> [Required work] Send back the records in full, character for character.

(Stored data)
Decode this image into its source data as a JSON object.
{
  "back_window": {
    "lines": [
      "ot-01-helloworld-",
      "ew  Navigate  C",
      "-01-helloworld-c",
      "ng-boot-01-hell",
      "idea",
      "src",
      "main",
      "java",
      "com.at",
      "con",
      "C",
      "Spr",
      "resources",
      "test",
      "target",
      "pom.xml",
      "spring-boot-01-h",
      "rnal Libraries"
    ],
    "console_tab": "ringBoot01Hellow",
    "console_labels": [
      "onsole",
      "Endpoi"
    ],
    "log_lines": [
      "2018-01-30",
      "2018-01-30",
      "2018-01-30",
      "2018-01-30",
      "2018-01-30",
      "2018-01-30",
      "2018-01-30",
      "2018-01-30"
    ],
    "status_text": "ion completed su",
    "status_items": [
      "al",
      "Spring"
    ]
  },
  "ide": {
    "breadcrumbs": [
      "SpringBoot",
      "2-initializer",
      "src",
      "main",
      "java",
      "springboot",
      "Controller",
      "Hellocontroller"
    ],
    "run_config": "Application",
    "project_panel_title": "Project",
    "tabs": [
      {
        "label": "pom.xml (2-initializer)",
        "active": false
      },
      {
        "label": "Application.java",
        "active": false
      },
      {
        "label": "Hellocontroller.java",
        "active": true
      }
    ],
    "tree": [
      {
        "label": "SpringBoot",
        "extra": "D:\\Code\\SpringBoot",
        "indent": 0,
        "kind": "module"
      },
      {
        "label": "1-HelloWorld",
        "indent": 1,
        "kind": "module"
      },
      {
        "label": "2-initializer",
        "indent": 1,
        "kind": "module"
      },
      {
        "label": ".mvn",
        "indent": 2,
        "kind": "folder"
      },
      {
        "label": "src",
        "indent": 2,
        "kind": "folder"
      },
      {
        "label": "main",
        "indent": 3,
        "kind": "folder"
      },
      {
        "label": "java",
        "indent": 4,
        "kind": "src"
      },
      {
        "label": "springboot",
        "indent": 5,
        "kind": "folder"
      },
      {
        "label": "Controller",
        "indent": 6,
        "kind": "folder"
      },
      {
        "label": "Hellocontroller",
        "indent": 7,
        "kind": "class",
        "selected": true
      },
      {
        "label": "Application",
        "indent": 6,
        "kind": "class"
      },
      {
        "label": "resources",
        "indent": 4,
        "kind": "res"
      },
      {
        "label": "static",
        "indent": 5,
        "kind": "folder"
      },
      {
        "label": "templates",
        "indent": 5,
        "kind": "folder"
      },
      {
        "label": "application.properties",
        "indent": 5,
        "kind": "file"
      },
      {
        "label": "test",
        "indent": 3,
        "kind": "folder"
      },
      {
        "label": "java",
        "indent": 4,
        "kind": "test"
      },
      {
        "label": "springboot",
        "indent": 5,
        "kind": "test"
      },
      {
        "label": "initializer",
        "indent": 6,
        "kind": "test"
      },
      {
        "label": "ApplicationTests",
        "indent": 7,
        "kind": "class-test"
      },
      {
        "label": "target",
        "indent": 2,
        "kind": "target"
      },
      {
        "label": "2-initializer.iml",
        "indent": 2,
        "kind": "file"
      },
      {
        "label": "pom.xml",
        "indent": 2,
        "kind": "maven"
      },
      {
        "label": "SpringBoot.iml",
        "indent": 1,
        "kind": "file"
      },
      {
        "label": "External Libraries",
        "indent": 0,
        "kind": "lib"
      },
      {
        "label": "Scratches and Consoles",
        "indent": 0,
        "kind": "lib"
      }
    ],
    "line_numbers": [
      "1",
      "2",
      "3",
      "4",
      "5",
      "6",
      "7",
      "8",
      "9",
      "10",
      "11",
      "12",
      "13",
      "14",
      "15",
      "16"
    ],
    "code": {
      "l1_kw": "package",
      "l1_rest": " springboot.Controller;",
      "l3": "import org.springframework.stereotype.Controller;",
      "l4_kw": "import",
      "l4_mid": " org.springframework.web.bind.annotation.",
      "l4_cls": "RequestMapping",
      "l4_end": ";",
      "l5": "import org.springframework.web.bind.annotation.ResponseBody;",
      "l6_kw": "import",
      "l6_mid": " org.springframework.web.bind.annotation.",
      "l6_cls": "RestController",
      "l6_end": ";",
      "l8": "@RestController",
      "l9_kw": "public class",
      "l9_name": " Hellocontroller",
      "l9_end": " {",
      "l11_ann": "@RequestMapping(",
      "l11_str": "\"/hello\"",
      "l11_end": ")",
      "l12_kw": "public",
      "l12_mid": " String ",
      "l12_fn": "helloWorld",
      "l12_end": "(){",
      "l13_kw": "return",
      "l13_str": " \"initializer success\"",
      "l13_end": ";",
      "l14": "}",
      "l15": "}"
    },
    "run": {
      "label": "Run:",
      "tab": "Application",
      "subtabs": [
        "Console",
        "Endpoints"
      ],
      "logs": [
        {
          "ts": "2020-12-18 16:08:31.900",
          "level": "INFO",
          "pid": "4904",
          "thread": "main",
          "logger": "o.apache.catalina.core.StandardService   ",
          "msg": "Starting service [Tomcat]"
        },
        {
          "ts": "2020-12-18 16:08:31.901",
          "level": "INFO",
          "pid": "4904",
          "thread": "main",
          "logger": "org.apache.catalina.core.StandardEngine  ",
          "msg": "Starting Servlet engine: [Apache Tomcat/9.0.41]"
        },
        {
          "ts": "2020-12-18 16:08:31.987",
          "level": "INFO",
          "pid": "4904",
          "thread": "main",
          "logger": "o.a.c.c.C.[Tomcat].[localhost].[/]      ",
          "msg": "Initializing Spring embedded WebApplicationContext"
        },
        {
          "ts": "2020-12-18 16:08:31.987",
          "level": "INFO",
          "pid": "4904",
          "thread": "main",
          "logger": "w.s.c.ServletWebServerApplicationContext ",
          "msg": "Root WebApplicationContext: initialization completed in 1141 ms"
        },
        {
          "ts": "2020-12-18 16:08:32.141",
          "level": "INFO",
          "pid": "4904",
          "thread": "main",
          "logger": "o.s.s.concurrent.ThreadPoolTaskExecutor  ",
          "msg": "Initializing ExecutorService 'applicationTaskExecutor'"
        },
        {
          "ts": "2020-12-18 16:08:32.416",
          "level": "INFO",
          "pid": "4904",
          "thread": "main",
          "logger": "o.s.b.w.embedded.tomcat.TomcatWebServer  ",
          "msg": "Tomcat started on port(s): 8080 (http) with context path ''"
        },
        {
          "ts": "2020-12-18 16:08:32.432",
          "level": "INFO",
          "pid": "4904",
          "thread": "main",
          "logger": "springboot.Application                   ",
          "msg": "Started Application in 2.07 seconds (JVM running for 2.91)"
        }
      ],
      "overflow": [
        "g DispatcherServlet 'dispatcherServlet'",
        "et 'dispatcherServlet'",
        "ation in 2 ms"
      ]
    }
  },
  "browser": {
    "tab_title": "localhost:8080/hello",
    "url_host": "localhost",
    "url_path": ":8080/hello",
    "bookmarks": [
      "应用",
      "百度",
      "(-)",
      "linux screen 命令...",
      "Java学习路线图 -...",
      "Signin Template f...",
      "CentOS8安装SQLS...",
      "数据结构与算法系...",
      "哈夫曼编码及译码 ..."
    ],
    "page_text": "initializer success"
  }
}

> [Problem solution]
Decode this image into its source data as a JSON object.
{
  "back_window": {
    "lines": [
      "ot-01-helloworld-",
      "ew  Navigate  C",
      "-01-helloworld-c",
      "ng-boot-01-hell",
      "idea",
      "src",
      "main",
      "java",
      "com.at",
      "con",
      "C",
      "Spr",
      "resources",
      "test",
      "target",
      "pom.xml",
      "spring-boot-01-h",
      "rnal Libraries"
    ],
    "console_tab": "ringBoot01Hellow",
    "console_labels": [
      "onsole",
      "Endpoi"
    ],
    "log_lines": [
      "2018-01-30",
      "2018-01-30",
      "2018-01-30",
      "2018-01-30",
      "2018-01-30",
      "2018-01-30",
      "2018-01-30",
      "2018-01-30"
    ],
    "status_text": "ion completed su",
    "status_items": [
      "al",
      "Spring"
    ]
  },
  "ide": {
    "breadcrumbs": [
      "SpringBoot",
      "2-initializer",
      "src",
      "main",
      "java",
      "springboot",
      "Controller",
      "Hellocontroller"
    ],
    "run_config": "Application",
    "project_panel_title": "Project",
    "tabs": [
      {
        "label": "pom.xml (2-initializer)",
        "active": false
      },
      {
        "label": "Application.java",
        "active": false
      },
      {
        "label": "Hellocontroller.java",
        "active": true
      }
    ],
    "tree": [
      {
        "label": "SpringBoot",
        "extra": "D:\\Code\\SpringBoot",
        "indent": 0,
        "kind": "module"
      },
      {
        "label": "1-HelloWorld",
        "indent": 1,
        "kind": "module"
      },
      {
        "label": "2-initializer",
        "indent": 1,
        "kind": "module"
      },
      {
        "label": ".mvn",
        "indent": 2,
        "kind": "folder"
      },
      {
        "label": "src",
        "indent": 2,
        "kind": "folder"
      },
      {
        "label": "main",
        "indent": 3,
        "kind": "folder"
      },
      {
        "label": "java",
        "indent": 4,
        "kind": "src"
      },
      {
        "label": "springboot",
        "indent": 5,
        "kind": "folder"
      },
      {
        "label": "Controller",
        "indent": 6,
        "kind": "folder"
      },
      {
        "label": "Hellocontroller",
        "indent": 7,
        "kind": "class",
        "selected": true
      },
      {
        "label": "Application",
        "indent": 6,
        "kind": "class"
      },
      {
        "label": "resources",
        "indent": 4,
        "kind": "res"
      },
      {
        "label": "static",
        "indent": 5,
        "kind": "folder"
      },
      {
        "label": "templates",
        "indent": 5,
        "kind": "folder"
      },
      {
        "label": "application.properties",
        "indent": 5,
        "kind": "file"
      },
      {
        "label": "test",
        "indent": 3,
        "kind": "folder"
      },
      {
        "label": "java",
        "indent": 4,
        "kind": "test"
      },
      {
        "label": "springboot",
        "indent": 5,
        "kind": "test"
      },
      {
        "label": "initializer",
        "indent": 6,
        "kind": "test"
      },
      {
        "label": "ApplicationTests",
        "indent": 7,
        "kind": "class-test"
      },
      {
        "label": "target",
        "indent": 2,
        "kind": "target"
      },
      {
        "label": "2-initializer.iml",
        "indent": 2,
        "kind": "file"
      },
      {
        "label": "pom.xml",
        "indent": 2,
        "kind": "maven"
      },
      {
        "label": "SpringBoot.iml",
        "indent": 1,
        "kind": "file"
      },
      {
        "label": "External Libraries",
        "indent": 0,
        "kind": "lib"
      },
      {
        "label": "Scratches and Consoles",
        "indent": 0,
        "kind": "lib"
      }
    ],
    "line_numbers": [
      "1",
      "2",
      "3",
      "4",
      "5",
      "6",
      "7",
      "8",
      "9",
      "10",
      "11",
      "12",
      "13",
      "14",
      "15",
      "16"
    ],
    "code": {
      "l1_kw": "package",
      "l1_rest": " springboot.Controller;",
      "l3": "import org.springframework.stereotype.Controller;",
      "l4_kw": "import",
      "l4_mid": " org.springframework.web.bind.annotation.",
      "l4_cls": "RequestMapping",
      "l4_end": ";",
      "l5": "import org.springframework.web.bind.annotation.ResponseBody;",
      "l6_kw": "import",
      "l6_mid": " org.springframework.web.bind.annotation.",
      "l6_cls": "RestController",
      "l6_end": ";",
      "l8": "@RestController",
      "l9_kw": "public class",
      "l9_name": " Hellocontroller",
      "l9_end": " {",
      "l11_ann": "@RequestMapping(",
      "l11_str": "\"/hello\"",
      "l11_end": ")",
      "l12_kw": "public",
      "l12_mid": " String ",
      "l12_fn": "helloWorld",
      "l12_end": "(){",
      "l13_kw": "return",
      "l13_str": " \"initializer success\"",
      "l13_end": ";",
      "l14": "}",
      "l15": "}"
    },
    "run": {
      "label": "Run:",
      "tab": "Application",
      "subtabs": [
        "Console",
        "Endpoints"
      ],
      "logs": [
        {
          "ts": "2020-12-18 16:08:31.900",
          "level": "INFO",
          "pid": "4904",
          "thread": "main",
          "logger": "o.apache.catalina.core.StandardService   ",
          "msg": "Starting service [Tomcat]"
        },
        {
          "ts": "2020-12-18 16:08:31.901",
          "level": "INFO",
          "pid": "4904",
          "thread": "main",
          "logger": "org.apache.catalina.core.StandardEngine  ",
          "msg": "Starting Servlet engine: [Apache Tomcat/9.0.41]"
        },
        {
          "ts": "2020-12-18 16:08:31.987",
          "level": "INFO",
          "pid": "4904",
          "thread": "main",
          "logger": "o.a.c.c.C.[Tomcat].[localhost].[/]      ",
          "msg": "Initializing Spring embedded WebApplicationContext"
        },
        {
          "ts": "2020-12-18 16:08:31.987",
          "level": "INFO",
          "pid": "4904",
          "thread": "main",
          "logger": "w.s.c.ServletWebServerApplicationContext ",
          "msg": "Root WebApplicationContext: initialization completed in 1141 ms"
        },
        {
          "ts": "2020-12-18 16:08:32.141",
          "level": "INFO",
          "pid": "4904",
          "thread": "main",
          "logger": "o.s.s.concurrent.ThreadPoolTaskExecutor  ",
          "msg": "Initializing ExecutorService 'applicationTaskExecutor'"
        },
        {
          "ts": "2020-12-18 16:08:32.416",
          "level": "INFO",
          "pid": "4904",
          "thread": "main",
          "logger": "o.s.b.w.embedded.tomcat.TomcatWebServer  ",
          "msg": "Tomcat started on port(s): 8080 (http) with context path ''"
        },
        {
          "ts": "2020-12-18 16:08:32.432",
          "level": "INFO",
          "pid": "4904",
          "thread": "main",
          "logger": "springboot.Application                   ",
          "msg": "Started Application in 2.07 seconds (JVM running for 2.91)"
        }
      ],
      "overflow": [
        "g DispatcherServlet 'dispatcherServlet'",
        "et 'dispatcherServlet'",
        "ation in 2 ms"
      ]
    }
  },
  "browser": {
    "tab_title": "localhost:8080/hello",
    "url_host": "localhost",
    "url_path": ":8080/hello",
    "bookmarks": [
      "应用",
      "百度",
      "(-)",
      "linux screen 命令...",
      "Java学习路线图 -...",
      "Signin Template f...",
      "CentOS8安装SQLS...",
      "数据结构与算法系...",
      "哈夫曼编码及译码 ..."
    ],
    "page_text": "initializer success"
  }
}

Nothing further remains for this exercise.